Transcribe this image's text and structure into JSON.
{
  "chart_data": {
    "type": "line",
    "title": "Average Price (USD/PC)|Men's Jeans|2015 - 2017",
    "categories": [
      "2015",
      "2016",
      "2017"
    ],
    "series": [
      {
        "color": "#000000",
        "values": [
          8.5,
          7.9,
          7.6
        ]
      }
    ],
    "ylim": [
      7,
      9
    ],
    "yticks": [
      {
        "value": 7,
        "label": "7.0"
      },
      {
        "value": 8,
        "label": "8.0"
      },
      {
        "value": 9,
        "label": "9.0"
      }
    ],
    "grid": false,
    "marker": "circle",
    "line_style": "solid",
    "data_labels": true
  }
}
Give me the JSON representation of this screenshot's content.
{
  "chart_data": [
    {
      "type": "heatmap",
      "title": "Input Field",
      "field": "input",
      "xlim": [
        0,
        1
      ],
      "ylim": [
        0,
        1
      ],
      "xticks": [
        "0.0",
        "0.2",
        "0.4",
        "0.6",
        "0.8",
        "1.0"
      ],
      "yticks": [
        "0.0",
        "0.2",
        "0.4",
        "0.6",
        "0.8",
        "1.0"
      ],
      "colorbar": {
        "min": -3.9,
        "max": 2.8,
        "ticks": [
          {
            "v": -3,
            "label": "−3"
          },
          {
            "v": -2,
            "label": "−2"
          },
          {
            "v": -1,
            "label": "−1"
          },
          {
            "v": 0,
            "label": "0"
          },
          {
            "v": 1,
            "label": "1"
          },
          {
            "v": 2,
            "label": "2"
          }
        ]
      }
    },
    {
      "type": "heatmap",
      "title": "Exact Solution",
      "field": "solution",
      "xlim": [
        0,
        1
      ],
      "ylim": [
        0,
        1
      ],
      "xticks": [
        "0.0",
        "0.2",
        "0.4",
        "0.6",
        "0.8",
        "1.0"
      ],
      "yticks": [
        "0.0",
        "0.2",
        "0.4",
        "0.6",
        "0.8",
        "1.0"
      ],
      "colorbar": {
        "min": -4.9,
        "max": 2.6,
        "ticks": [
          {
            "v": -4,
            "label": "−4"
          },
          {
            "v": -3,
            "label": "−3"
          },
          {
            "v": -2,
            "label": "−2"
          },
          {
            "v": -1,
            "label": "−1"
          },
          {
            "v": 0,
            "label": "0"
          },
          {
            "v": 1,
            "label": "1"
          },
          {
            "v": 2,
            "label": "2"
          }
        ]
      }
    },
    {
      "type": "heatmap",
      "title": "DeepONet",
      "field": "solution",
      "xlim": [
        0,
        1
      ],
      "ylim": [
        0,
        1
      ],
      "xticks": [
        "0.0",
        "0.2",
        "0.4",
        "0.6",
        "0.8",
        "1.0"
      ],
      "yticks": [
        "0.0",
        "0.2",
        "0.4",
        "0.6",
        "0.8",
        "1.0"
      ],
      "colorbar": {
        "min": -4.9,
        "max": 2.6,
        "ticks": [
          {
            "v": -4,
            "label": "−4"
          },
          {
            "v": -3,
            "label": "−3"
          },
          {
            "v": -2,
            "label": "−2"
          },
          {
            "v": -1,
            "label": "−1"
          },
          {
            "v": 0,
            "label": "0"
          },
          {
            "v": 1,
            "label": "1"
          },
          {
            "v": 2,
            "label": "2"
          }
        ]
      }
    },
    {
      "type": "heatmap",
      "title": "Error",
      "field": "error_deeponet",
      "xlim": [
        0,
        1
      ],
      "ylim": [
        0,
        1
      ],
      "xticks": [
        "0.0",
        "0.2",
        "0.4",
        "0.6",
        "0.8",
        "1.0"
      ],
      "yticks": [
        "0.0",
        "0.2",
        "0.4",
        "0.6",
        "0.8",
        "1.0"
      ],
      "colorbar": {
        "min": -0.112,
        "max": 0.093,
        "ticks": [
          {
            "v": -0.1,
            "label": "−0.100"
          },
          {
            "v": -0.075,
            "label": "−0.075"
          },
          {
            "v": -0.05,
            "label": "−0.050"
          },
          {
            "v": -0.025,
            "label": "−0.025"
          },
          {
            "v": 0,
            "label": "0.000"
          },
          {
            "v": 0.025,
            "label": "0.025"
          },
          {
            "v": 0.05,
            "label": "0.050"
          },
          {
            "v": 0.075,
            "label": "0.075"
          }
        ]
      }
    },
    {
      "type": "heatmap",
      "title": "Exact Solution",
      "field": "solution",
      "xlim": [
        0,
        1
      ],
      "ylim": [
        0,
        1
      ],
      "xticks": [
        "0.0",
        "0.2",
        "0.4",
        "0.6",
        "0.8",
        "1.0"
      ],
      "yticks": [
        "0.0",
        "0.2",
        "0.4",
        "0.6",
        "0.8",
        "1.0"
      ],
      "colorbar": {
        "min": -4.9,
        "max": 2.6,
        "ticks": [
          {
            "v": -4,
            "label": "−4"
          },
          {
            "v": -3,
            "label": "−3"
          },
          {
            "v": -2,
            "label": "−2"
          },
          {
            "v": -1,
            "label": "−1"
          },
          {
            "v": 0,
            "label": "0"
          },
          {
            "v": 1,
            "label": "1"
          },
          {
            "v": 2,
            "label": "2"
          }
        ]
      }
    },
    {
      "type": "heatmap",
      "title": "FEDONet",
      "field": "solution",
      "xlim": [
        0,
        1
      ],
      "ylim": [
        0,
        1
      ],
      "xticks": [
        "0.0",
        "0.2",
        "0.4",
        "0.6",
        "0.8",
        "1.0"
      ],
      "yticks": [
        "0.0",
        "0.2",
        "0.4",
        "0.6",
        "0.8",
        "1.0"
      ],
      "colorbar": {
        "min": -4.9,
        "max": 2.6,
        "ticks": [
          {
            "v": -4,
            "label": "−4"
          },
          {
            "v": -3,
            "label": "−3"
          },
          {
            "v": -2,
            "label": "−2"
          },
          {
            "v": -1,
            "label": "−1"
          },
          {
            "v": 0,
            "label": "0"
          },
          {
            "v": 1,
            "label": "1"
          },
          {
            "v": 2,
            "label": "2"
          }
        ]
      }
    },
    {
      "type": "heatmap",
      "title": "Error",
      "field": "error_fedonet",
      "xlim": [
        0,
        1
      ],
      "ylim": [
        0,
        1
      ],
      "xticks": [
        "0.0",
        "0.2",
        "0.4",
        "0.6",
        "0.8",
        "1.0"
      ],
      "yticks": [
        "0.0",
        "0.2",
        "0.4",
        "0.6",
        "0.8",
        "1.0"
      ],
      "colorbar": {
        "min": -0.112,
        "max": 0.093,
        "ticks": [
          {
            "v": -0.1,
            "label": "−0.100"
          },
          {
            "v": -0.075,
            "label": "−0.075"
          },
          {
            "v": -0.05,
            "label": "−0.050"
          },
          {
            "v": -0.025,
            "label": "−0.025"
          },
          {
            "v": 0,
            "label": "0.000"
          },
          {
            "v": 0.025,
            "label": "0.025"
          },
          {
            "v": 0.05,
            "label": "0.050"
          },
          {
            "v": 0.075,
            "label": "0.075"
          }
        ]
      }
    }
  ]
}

====

Reproduce the material verbatim, line by line.

Transcribe this image's text and structure into JSON.
{
  "chart_data": {
    "type": "line",
    "title": "Average Price (USD/PC)|Men's Jeans|2015 - 2017",
    "categories": [
      "2015",
      "2016",
      "2017"
    ],
    "series": [
      {
        "color": "#000000",
        "values": [
          8.5,
          7.9,
          7.6
        ]
      }
    ],
    "ylim": [
      7,
      9
    ],
    "yticks": [
      {
        "value": 7,
        "label": "7.0"
      },
      {
        "value": 8,
        "label": "8.0"
      },
      {
        "value": 9,
        "label": "9.0"
      }
    ],
    "grid": false,
    "marker": "circle",
    "line_style": "solid",
    "data_labels": true
  }
}
Give me the JSON representation of this screenshot's content.
{
  "chart_data": [
    {
      "type": "heatmap",
      "title": "Input Field",
      "field": "input",
      "xlim": [
        0,
        1
      ],
      "ylim": [
        0,
        1
      ],
      "xticks": [
        "0.0",
        "0.2",
        "0.4",
        "0.6",
        "0.8",
        "1.0"
      ],
      "yticks": [
        "0.0",
        "0.2",
        "0.4",
        "0.6",
        "0.8",
        "1.0"
      ],
      "colorbar": {
        "min": -3.9,
        "max": 2.8,
        "ticks": [
          {
            "v": -3,
            "label": "−3"
          },
          {
            "v": -2,
            "label": "−2"
          },
          {
            "v": -1,
            "label": "−1"
          },
          {
            "v": 0,
            "label": "0"
          },
          {
            "v": 1,
            "label": "1"
          },
          {
            "v": 2,
            "label": "2"
          }
        ]
      }
    },
    {
      "type": "heatmap",
      "title": "Exact Solution",
      "field": "solution",
      "xlim": [
        0,
        1
      ],
      "ylim": [
        0,
        1
      ],
      "xticks": [
        "0.0",
        "0.2",
        "0.4",
        "0.6",
        "0.8",
        "1.0"
      ],
      "yticks": [
        "0.0",
        "0.2",
        "0.4",
        "0.6",
        "0.8",
        "1.0"
      ],
      "colorbar": {
        "min": -4.9,
        "max": 2.6,
        "ticks": [
          {
            "v": -4,
            "label": "−4"
          },
          {
            "v": -3,
            "label": "−3"
          },
          {
            "v": -2,
            "label": "−2"
          },
          {
            "v": -1,
            "label": "−1"
          },
          {
            "v": 0,
            "label": "0"
          },
          {
            "v": 1,
            "label": "1"
          },
          {
            "v": 2,
            "label": "2"
          }
        ]
      }
    },
    {
      "type": "heatmap",
      "title": "DeepONet",
      "field": "solution",
      "xlim": [
        0,
        1
      ],
      "ylim": [
        0,
        1
      ],
      "xticks": [
        "0.0",
        "0.2",
        "0.4",
        "0.6",
        "0.8",
        "1.0"
      ],
      "yticks": [
        "0.0",
        "0.2",
        "0.4",
        "0.6",
        "0.8",
        "1.0"
      ],
      "colorbar": {
        "min": -4.9,
        "max": 2.6,
        "ticks": [
          {
            "v": -4,
            "label": "−4"
          },
          {
            "v": -3,
            "label": "−3"
          },
          {
            "v": -2,
            "label": "−2"
          },
          {
            "v": -1,
            "label": "−1"
          },
          {
            "v": 0,
            "label": "0"
          },
          {
            "v": 1,
            "label": "1"
          },
          {
            "v": 2,
            "label": "2"
          }
        ]
      }
    },
    {
      "type": "heatmap",
      "title": "Error",
      "field": "error_deeponet",
      "xlim": [
        0,
        1
      ],
      "ylim": [
        0,
        1
      ],
      "xticks": [
        "0.0",
        "0.2",
        "0.4",
        "0.6",
        "0.8",
        "1.0"
      ],
      "yticks": [
        "0.0",
        "0.2",
        "0.4",
        "0.6",
        "0.8",
        "1.0"
      ],
      "colorbar": {
        "min": -0.112,
        "max": 0.093,
        "ticks": [
          {
            "v": -0.1,
            "label": "−0.100"
          },
          {
            "v": -0.075,
            "label": "−0.075"
          },
          {
            "v": -0.05,
            "label": "−0.050"
          },
          {
            "v": -0.025,
            "label": "−0.025"
          },
          {
            "v": 0,
            "label": "0.000"
          },
          {
            "v": 0.025,
            "label": "0.025"
          },
          {
            "v": 0.05,
            "label": "0.050"
          },
          {
            "v": 0.075,
            "label": "0.075"
          }
        ]
      }
    },
    {
      "type": "heatmap",
      "title": "Exact Solution",
      "field": "solution",
      "xlim": [
        0,
        1
      ],
      "ylim": [
        0,
        1
      ],
      "xticks": [
        "0.0",
        "0.2",
        "0.4",
        "0.6",
        "0.8",
        "1.0"
      ],
      "yticks": [
        "0.0",
        "0.2",
        "0.4",
        "0.6",
        "0.8",
        "1.0"
      ],
      "colorbar": {
        "min": -4.9,
        "max": 2.6,
        "ticks": [
          {
            "v": -4,
            "label": "−4"
          },
          {
            "v": -3,
            "label": "−3"
          },
          {
            "v": -2,
            "label": "−2"
          },
          {
            "v": -1,
            "label": "−1"
          },
          {
            "v": 0,
            "label": "0"
          },
          {
            "v": 1,
            "label": "1"
          },
          {
            "v": 2,
            "label": "2"
          }
        ]
      }
    },
    {
      "type": "heatmap",
      "title": "FEDONet",
      "field": "solution",
      "xlim": [
        0,
        1
      ],
      "ylim": [
        0,
        1
      ],
      "xticks": [
        "0.0",
        "0.2",
        "0.4",
        "0.6",
        "0.8",
        "1.0"
      ],
      "yticks": [
        "0.0",
        "0.2",
        "0.4",
        "0.6",
        "0.8",
        "1.0"
      ],
      "colorbar": {
        "min": -4.9,
        "max": 2.6,
        "ticks": [
          {
            "v": -4,
            "label": "−4"
          },
          {
            "v": -3,
            "label": "−3"
          },
          {
            "v": -2,
            "label": "−2"
          },
          {
            "v": -1,
            "label": "−1"
          },
          {
            "v": 0,
            "label": "0"
          },
          {
            "v": 1,
            "label": "1"
          },
          {
            "v": 2,
            "label": "2"
          }
        ]
      }
    },
    {
      "type": "heatmap",
      "title": "Error",
      "field": "error_fedonet",
      "xlim": [
        0,
        1
      ],
      "ylim": [
        0,
        1
      ],
      "xticks": [
        "0.0",
        "0.2",
        "0.4",
        "0.6",
        "0.8",
        "1.0"
      ],
      "yticks": [
        "0.0",
        "0.2",
        "0.4",
        "0.6",
        "0.8",
        "1.0"
      ],
      "colorbar": {
        "min": -0.112,
        "max": 0.093,
        "ticks": [
          {
            "v": -0.1,
            "label": "−0.100"
          },
          {
            "v": -0.075,
            "label": "−0.075"
          },
          {
            "v": -0.05,
            "label": "−0.050"
          },
          {
            "v": -0.025,
            "label": "−0.025"
          },
          {
            "v": 0,
            "label": "0.000"
          },
          {
            "v": 0.025,
            "label": "0.025"
          },
          {
            "v": 0.05,
            "label": "0.050"
          },
          {
            "v": 0.075,
            "label": "0.075"
          }
        ]
      }
    }
  ]
}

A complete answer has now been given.